- WHAT IS EXPECTED: Write out each line beneath this one exactly as it reads.

[start DATA SHOWN]

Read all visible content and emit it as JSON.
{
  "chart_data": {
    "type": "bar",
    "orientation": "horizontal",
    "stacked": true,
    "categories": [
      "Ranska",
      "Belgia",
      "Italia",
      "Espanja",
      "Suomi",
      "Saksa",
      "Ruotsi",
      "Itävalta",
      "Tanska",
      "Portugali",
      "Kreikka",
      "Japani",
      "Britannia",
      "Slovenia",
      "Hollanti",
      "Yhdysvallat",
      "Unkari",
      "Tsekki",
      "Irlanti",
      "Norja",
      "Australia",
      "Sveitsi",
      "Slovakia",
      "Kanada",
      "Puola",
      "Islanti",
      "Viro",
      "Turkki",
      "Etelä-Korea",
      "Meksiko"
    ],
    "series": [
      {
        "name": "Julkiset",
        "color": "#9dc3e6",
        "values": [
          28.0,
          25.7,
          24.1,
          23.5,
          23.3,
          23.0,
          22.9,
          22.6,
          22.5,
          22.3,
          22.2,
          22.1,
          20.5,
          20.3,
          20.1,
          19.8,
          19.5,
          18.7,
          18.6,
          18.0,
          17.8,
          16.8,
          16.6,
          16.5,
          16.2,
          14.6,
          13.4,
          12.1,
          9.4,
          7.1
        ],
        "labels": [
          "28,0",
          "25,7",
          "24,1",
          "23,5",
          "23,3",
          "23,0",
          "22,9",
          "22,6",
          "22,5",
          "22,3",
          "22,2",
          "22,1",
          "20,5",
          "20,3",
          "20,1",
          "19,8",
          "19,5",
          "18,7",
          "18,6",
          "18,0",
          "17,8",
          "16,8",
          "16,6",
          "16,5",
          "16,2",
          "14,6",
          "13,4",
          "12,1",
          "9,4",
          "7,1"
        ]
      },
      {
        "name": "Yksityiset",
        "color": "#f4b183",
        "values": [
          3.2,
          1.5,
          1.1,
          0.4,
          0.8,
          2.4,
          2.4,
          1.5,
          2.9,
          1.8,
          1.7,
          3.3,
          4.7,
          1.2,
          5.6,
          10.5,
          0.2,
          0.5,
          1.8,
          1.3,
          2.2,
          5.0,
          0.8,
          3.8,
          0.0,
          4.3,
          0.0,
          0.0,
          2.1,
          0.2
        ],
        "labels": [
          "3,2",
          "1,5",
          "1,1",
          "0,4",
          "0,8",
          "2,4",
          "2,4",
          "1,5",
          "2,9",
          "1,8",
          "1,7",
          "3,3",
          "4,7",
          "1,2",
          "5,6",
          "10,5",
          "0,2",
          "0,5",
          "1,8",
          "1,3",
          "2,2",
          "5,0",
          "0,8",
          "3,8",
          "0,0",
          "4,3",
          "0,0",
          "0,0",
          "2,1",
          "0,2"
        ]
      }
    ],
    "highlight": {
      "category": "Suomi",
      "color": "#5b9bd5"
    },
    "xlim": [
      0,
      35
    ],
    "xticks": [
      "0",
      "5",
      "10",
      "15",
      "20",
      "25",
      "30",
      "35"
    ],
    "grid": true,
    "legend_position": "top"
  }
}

[end DATA SHOWN]

- TASK OUTPUT:
Read all visible content and emit it as JSON.
{
  "chart_data": {
    "type": "bar",
    "orientation": "horizontal",
    "stacked": true,
    "categories": [
      "Ranska",
      "Belgia",
      "Italia",
      "Espanja",
      "Suomi",
      "Saksa",
      "Ruotsi",
      "Itävalta",
      "Tanska",
      "Portugali",
      "Kreikka",
      "Japani",
      "Britannia",
      "Slovenia",
      "Hollanti",
      "Yhdysvallat",
      "Unkari",
      "Tsekki",
      "Irlanti",
      "Norja",
      "Australia",
      "Sveitsi",
      "Slovakia",
      "Kanada",
      "Puola",
      "Islanti",
      "Viro",
      "Turkki",
      "Etelä-Korea",
      "Meksiko"
    ],
    "series": [
      {
        "name": "Julkiset",
        "color": "#9dc3e6",
        "values": [
          28.0,
          25.7,
          24.1,
          23.5,
          23.3,
          23.0,
          22.9,
          22.6,
          22.5,
          22.3,
          22.2,
          22.1,
          20.5,
          20.3,
          20.1,
          19.8,
          19.5,
          18.7,
          18.6,
          18.0,
          17.8,
          16.8,
          16.6,
          16.5,
          16.2,
          14.6,
          13.4,
          12.1,
          9.4,
          7.1
        ],
        "labels": [
          "28,0",
          "25,7",
          "24,1",
          "23,5",
          "23,3",
          "23,0",
          "22,9",
          "22,6",
          "22,5",
          "22,3",
          "22,2",
          "22,1",
          "20,5",
          "20,3",
          "20,1",
          "19,8",
          "19,5",
          "18,7",
          "18,6",
          "18,0",
          "17,8",
          "16,8",
          "16,6",
          "16,5",
          "16,2",
          "14,6",
          "13,4",
          "12,1",
          "9,4",
          "7,1"
        ]
      },
      {
        "name": "Yksityiset",
        "color": "#f4b183",
        "values": [
          3.2,
          1.5,
          1.1,
          0.4,
          0.8,
          2.4,
          2.4,
          1.5,
          2.9,
          1.8,
          1.7,
          3.3,
          4.7,
          1.2,
          5.6,
          10.5,
          0.2,
          0.5,
          1.8,
          1.3,
          2.2,
          5.0,
          0.8,
          3.8,
          0.0,
          4.3,
          0.0,
          0.0,
          2.1,
          0.2
        ],
        "labels": [
          "3,2",
          "1,5",
          "1,1",
          "0,4",
          "0,8",
          "2,4",
          "2,4",
          "1,5",
          "2,9",
          "1,8",
          "1,7",
          "3,3",
          "4,7",
          "1,2",
          "5,6",
          "10,5",
          "0,2",
          "0,5",
          "1,8",
          "1,3",
          "2,2",
          "5,0",
          "0,8",
          "3,8",
          "0,0",
          "4,3",
          "0,0",
          "0,0",
          "2,1",
          "0,2"
        ]
      }
    ],
    "highlight": {
      "category": "Suomi",
      "color": "#5b9bd5"
    },
    "xlim": [
      0,
      35
    ],
    "xticks": [
      "0",
      "5",
      "10",
      "15",
      "20",
      "25",
      "30",
      "35"
    ],
    "grid": true,
    "legend_position": "top"
  }
}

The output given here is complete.